Some records:
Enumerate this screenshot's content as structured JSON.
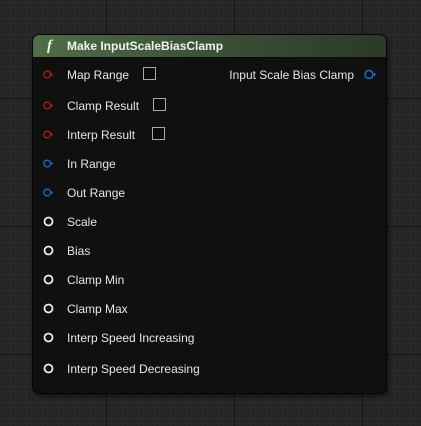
{
  "node": {
    "title": "Make InputScaleBiasClamp",
    "function_icon": "f",
    "colors": {
      "header": "#4f6d47",
      "bool_pin": "#b3201c",
      "struct_pin": "#1c6fd6",
      "float_pin": "#ececec"
    },
    "inputs": [
      {
        "label": "Map Range",
        "pin": "bool",
        "has_checkbox": true,
        "checked": false
      },
      {
        "label": "Clamp Result",
        "pin": "bool",
        "has_checkbox": true,
        "checked": false
      },
      {
        "label": "Interp Result",
        "pin": "bool",
        "has_checkbox": true,
        "checked": false
      },
      {
        "label": "In Range",
        "pin": "struct"
      },
      {
        "label": "Out Range",
        "pin": "struct"
      },
      {
        "label": "Scale",
        "pin": "float"
      },
      {
        "label": "Bias",
        "pin": "float"
      },
      {
        "label": "Clamp Min",
        "pin": "float"
      },
      {
        "label": "Clamp Max",
        "pin": "float"
      },
      {
        "label": "Interp Speed Increasing",
        "pin": "float"
      },
      {
        "label": "Interp Speed Decreasing",
        "pin": "float"
      }
    ],
    "output": {
      "label": "Input Scale Bias Clamp",
      "pin": "struct"
    }
  }
}
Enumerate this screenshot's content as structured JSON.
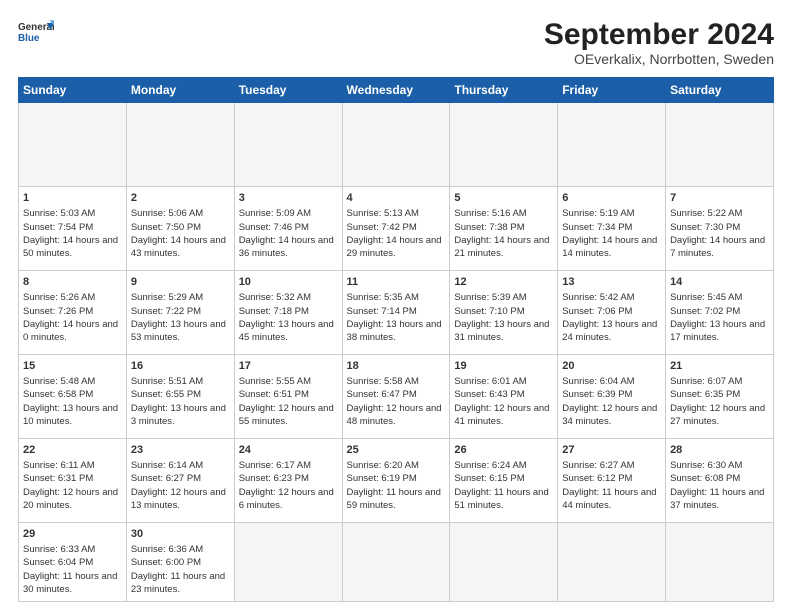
{
  "header": {
    "logo_line1": "General",
    "logo_line2": "Blue",
    "title": "September 2024",
    "subtitle": "OEverkalix, Norrbotten, Sweden"
  },
  "calendar": {
    "days_of_week": [
      "Sunday",
      "Monday",
      "Tuesday",
      "Wednesday",
      "Thursday",
      "Friday",
      "Saturday"
    ],
    "weeks": [
      [
        {
          "day": "",
          "empty": true
        },
        {
          "day": "",
          "empty": true
        },
        {
          "day": "",
          "empty": true
        },
        {
          "day": "",
          "empty": true
        },
        {
          "day": "",
          "empty": true
        },
        {
          "day": "",
          "empty": true
        },
        {
          "day": "",
          "empty": true
        }
      ],
      [
        {
          "num": "1",
          "rise": "Sunrise: 5:03 AM",
          "set": "Sunset: 7:54 PM",
          "daylight": "Daylight: 14 hours and 50 minutes."
        },
        {
          "num": "2",
          "rise": "Sunrise: 5:06 AM",
          "set": "Sunset: 7:50 PM",
          "daylight": "Daylight: 14 hours and 43 minutes."
        },
        {
          "num": "3",
          "rise": "Sunrise: 5:09 AM",
          "set": "Sunset: 7:46 PM",
          "daylight": "Daylight: 14 hours and 36 minutes."
        },
        {
          "num": "4",
          "rise": "Sunrise: 5:13 AM",
          "set": "Sunset: 7:42 PM",
          "daylight": "Daylight: 14 hours and 29 minutes."
        },
        {
          "num": "5",
          "rise": "Sunrise: 5:16 AM",
          "set": "Sunset: 7:38 PM",
          "daylight": "Daylight: 14 hours and 21 minutes."
        },
        {
          "num": "6",
          "rise": "Sunrise: 5:19 AM",
          "set": "Sunset: 7:34 PM",
          "daylight": "Daylight: 14 hours and 14 minutes."
        },
        {
          "num": "7",
          "rise": "Sunrise: 5:22 AM",
          "set": "Sunset: 7:30 PM",
          "daylight": "Daylight: 14 hours and 7 minutes."
        }
      ],
      [
        {
          "num": "8",
          "rise": "Sunrise: 5:26 AM",
          "set": "Sunset: 7:26 PM",
          "daylight": "Daylight: 14 hours and 0 minutes."
        },
        {
          "num": "9",
          "rise": "Sunrise: 5:29 AM",
          "set": "Sunset: 7:22 PM",
          "daylight": "Daylight: 13 hours and 53 minutes."
        },
        {
          "num": "10",
          "rise": "Sunrise: 5:32 AM",
          "set": "Sunset: 7:18 PM",
          "daylight": "Daylight: 13 hours and 45 minutes."
        },
        {
          "num": "11",
          "rise": "Sunrise: 5:35 AM",
          "set": "Sunset: 7:14 PM",
          "daylight": "Daylight: 13 hours and 38 minutes."
        },
        {
          "num": "12",
          "rise": "Sunrise: 5:39 AM",
          "set": "Sunset: 7:10 PM",
          "daylight": "Daylight: 13 hours and 31 minutes."
        },
        {
          "num": "13",
          "rise": "Sunrise: 5:42 AM",
          "set": "Sunset: 7:06 PM",
          "daylight": "Daylight: 13 hours and 24 minutes."
        },
        {
          "num": "14",
          "rise": "Sunrise: 5:45 AM",
          "set": "Sunset: 7:02 PM",
          "daylight": "Daylight: 13 hours and 17 minutes."
        }
      ],
      [
        {
          "num": "15",
          "rise": "Sunrise: 5:48 AM",
          "set": "Sunset: 6:58 PM",
          "daylight": "Daylight: 13 hours and 10 minutes."
        },
        {
          "num": "16",
          "rise": "Sunrise: 5:51 AM",
          "set": "Sunset: 6:55 PM",
          "daylight": "Daylight: 13 hours and 3 minutes."
        },
        {
          "num": "17",
          "rise": "Sunrise: 5:55 AM",
          "set": "Sunset: 6:51 PM",
          "daylight": "Daylight: 12 hours and 55 minutes."
        },
        {
          "num": "18",
          "rise": "Sunrise: 5:58 AM",
          "set": "Sunset: 6:47 PM",
          "daylight": "Daylight: 12 hours and 48 minutes."
        },
        {
          "num": "19",
          "rise": "Sunrise: 6:01 AM",
          "set": "Sunset: 6:43 PM",
          "daylight": "Daylight: 12 hours and 41 minutes."
        },
        {
          "num": "20",
          "rise": "Sunrise: 6:04 AM",
          "set": "Sunset: 6:39 PM",
          "daylight": "Daylight: 12 hours and 34 minutes."
        },
        {
          "num": "21",
          "rise": "Sunrise: 6:07 AM",
          "set": "Sunset: 6:35 PM",
          "daylight": "Daylight: 12 hours and 27 minutes."
        }
      ],
      [
        {
          "num": "22",
          "rise": "Sunrise: 6:11 AM",
          "set": "Sunset: 6:31 PM",
          "daylight": "Daylight: 12 hours and 20 minutes."
        },
        {
          "num": "23",
          "rise": "Sunrise: 6:14 AM",
          "set": "Sunset: 6:27 PM",
          "daylight": "Daylight: 12 hours and 13 minutes."
        },
        {
          "num": "24",
          "rise": "Sunrise: 6:17 AM",
          "set": "Sunset: 6:23 PM",
          "daylight": "Daylight: 12 hours and 6 minutes."
        },
        {
          "num": "25",
          "rise": "Sunrise: 6:20 AM",
          "set": "Sunset: 6:19 PM",
          "daylight": "Daylight: 11 hours and 59 minutes."
        },
        {
          "num": "26",
          "rise": "Sunrise: 6:24 AM",
          "set": "Sunset: 6:15 PM",
          "daylight": "Daylight: 11 hours and 51 minutes."
        },
        {
          "num": "27",
          "rise": "Sunrise: 6:27 AM",
          "set": "Sunset: 6:12 PM",
          "daylight": "Daylight: 11 hours and 44 minutes."
        },
        {
          "num": "28",
          "rise": "Sunrise: 6:30 AM",
          "set": "Sunset: 6:08 PM",
          "daylight": "Daylight: 11 hours and 37 minutes."
        }
      ],
      [
        {
          "num": "29",
          "rise": "Sunrise: 6:33 AM",
          "set": "Sunset: 6:04 PM",
          "daylight": "Daylight: 11 hours and 30 minutes."
        },
        {
          "num": "30",
          "rise": "Sunrise: 6:36 AM",
          "set": "Sunset: 6:00 PM",
          "daylight": "Daylight: 11 hours and 23 minutes."
        },
        {
          "empty": true
        },
        {
          "empty": true
        },
        {
          "empty": true
        },
        {
          "empty": true
        },
        {
          "empty": true
        }
      ]
    ]
  }
}
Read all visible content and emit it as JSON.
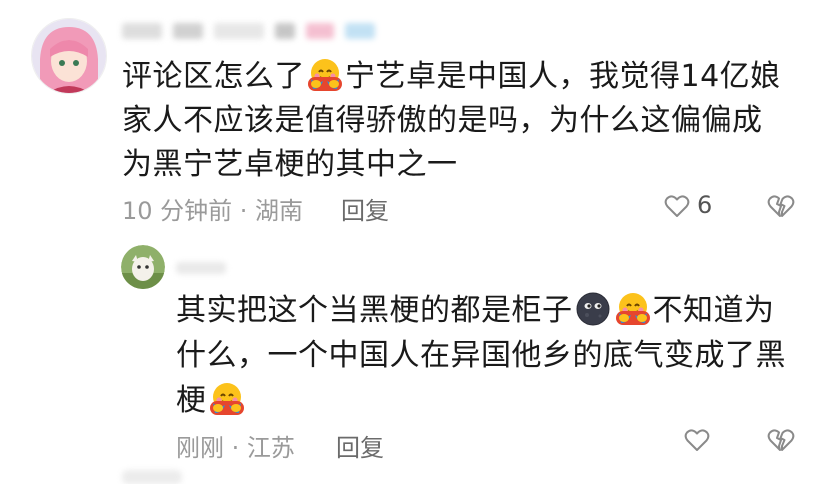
{
  "comment": {
    "text_before_emoji": "评论区怎么了",
    "emoji": "hugging-face-emoji",
    "text_after_emoji": "宁艺卓是中国人，我觉得14亿娘家人不应该是值得骄傲的是吗，为什么这偏偏成为黑宁艺卓梗的其中之一",
    "time_location": "10 分钟前 · 湖南",
    "reply_label": "回复",
    "like_count": "6"
  },
  "reply": {
    "text_part1": "其实把这个当黑梗的都是柜子",
    "emoji1": "new-moon-face-emoji",
    "emoji2": "hugging-face-emoji",
    "text_part2": "不知道为什么，一个中国人在异国他乡的底气变成了黑梗",
    "emoji3": "hugging-face-emoji",
    "time_location": "刚刚 · 江苏",
    "reply_label": "回复"
  },
  "colors": {
    "meta_gray": "#9a9a9a",
    "icon_gray": "#8a8a8a",
    "text": "#1a1a1a"
  }
}
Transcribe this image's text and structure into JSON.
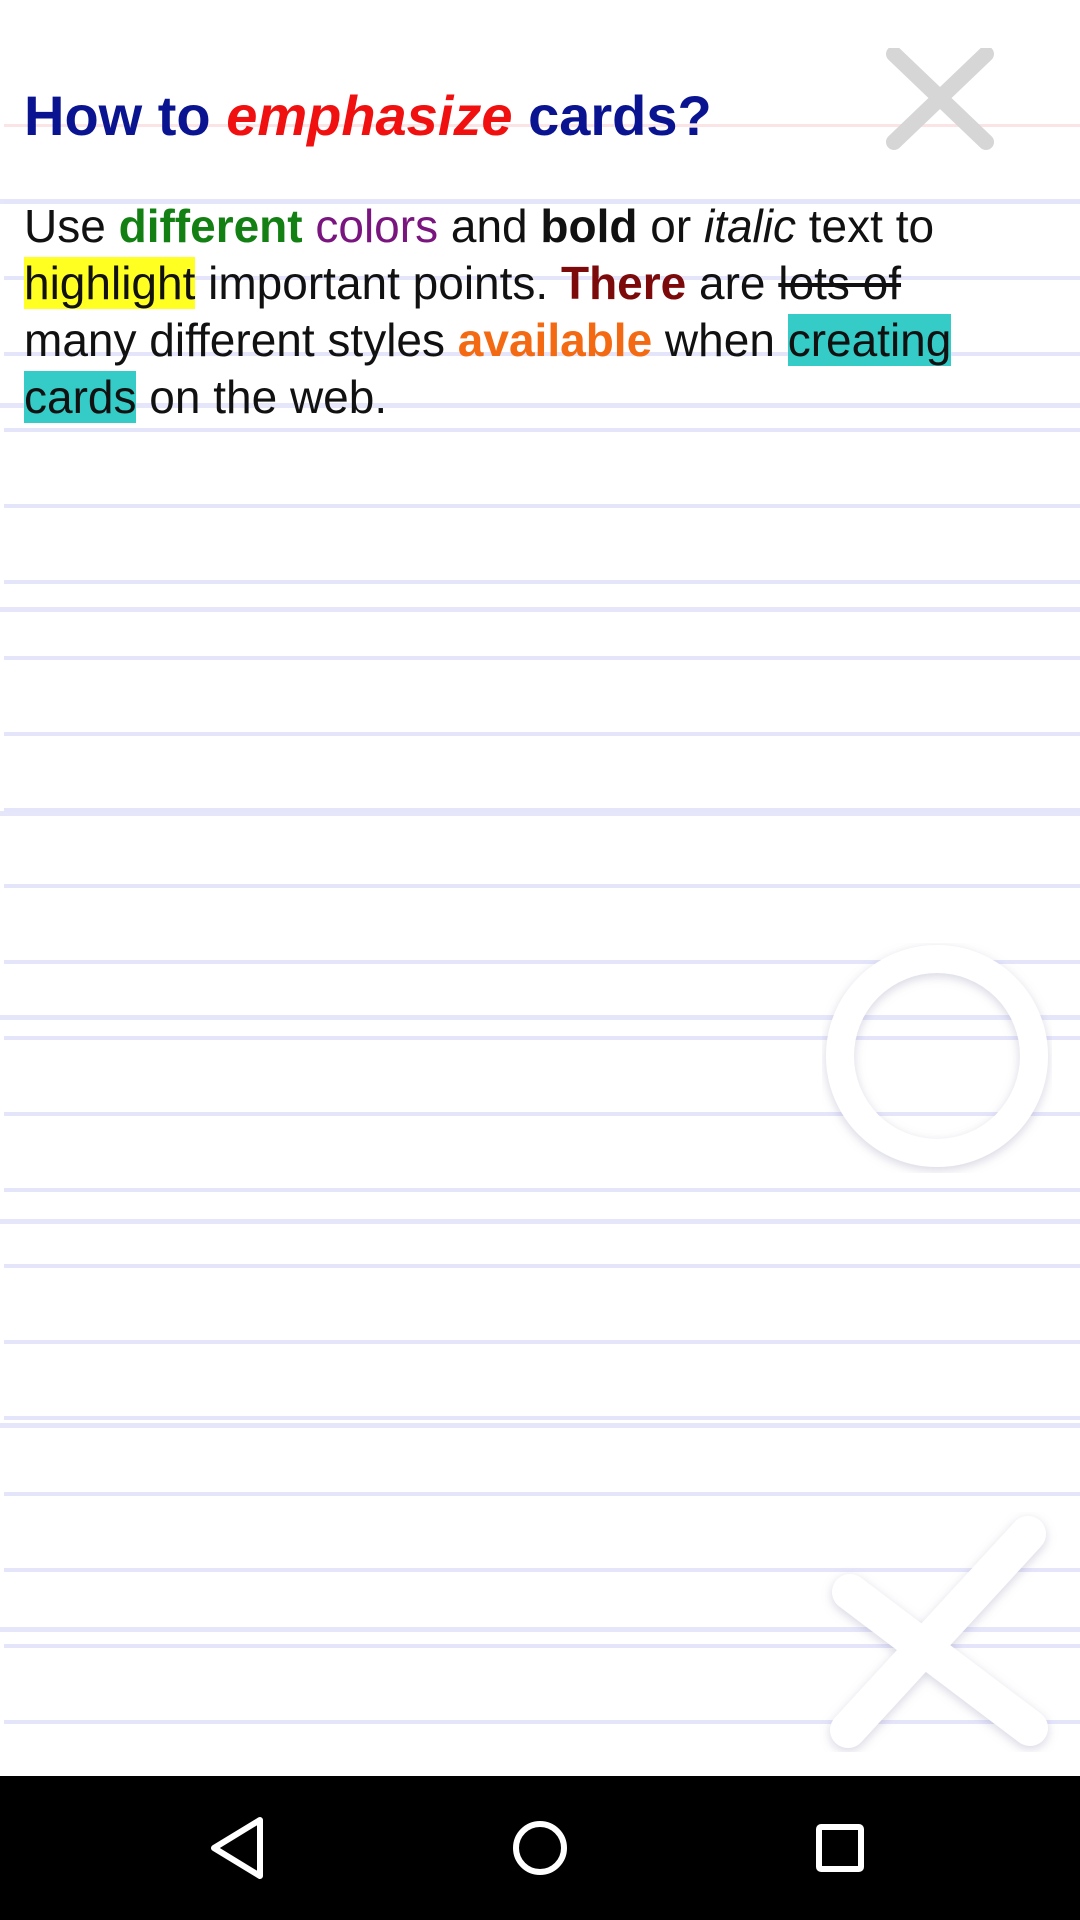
{
  "card": {
    "title": {
      "prefix": "How to ",
      "emphasis": "emphasize",
      "suffix": " cards?"
    },
    "body": [
      {
        "text": "Use ",
        "style": ""
      },
      {
        "text": "different",
        "style": "g"
      },
      {
        "text": " ",
        "style": ""
      },
      {
        "text": "colors",
        "style": "p"
      },
      {
        "text": " and ",
        "style": ""
      },
      {
        "text": "bold",
        "style": "b"
      },
      {
        "text": " or ",
        "style": ""
      },
      {
        "text": "italic",
        "style": "i"
      },
      {
        "text": " text to ",
        "style": ""
      },
      {
        "text": "highlight",
        "style": "hl-y"
      },
      {
        "text": " important points. ",
        "style": ""
      },
      {
        "text": "There",
        "style": "dr"
      },
      {
        "text": " are ",
        "style": ""
      },
      {
        "text": "lots of",
        "style": "st"
      },
      {
        "text": " many different styles ",
        "style": ""
      },
      {
        "text": "available",
        "style": "or"
      },
      {
        "text": " when ",
        "style": ""
      },
      {
        "text": "creating cards",
        "style": "hl-t"
      },
      {
        "text": " on the web.",
        "style": ""
      }
    ]
  },
  "icons": {
    "close_top": "close-icon",
    "circle_answer": "circle-icon",
    "cross_answer": "cross-icon",
    "nav_back": "back-triangle-icon",
    "nav_home": "home-circle-icon",
    "nav_recent": "recent-square-icon"
  },
  "colors": {
    "title": "#0a1490",
    "title_emphasis": "#f01010",
    "green": "#138013",
    "purple": "#7a1580",
    "dark_red": "#7d0a0a",
    "orange": "#f46a12",
    "highlight_yellow": "#ffff22",
    "highlight_teal": "#35cbc7",
    "ruled_line": "#e4e4fb",
    "ruled_line_red": "#fbe4e6",
    "navbar": "#000000"
  }
}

The problem:
Select and copy each line from the data that includes the word "face".

The answer:
    "emoji": "hugging-face-emoji",
    "emoji1": "new-moon-face-emoji",
    "emoji2": "hugging-face-emoji",
    "emoji3": "hugging-face-emoji",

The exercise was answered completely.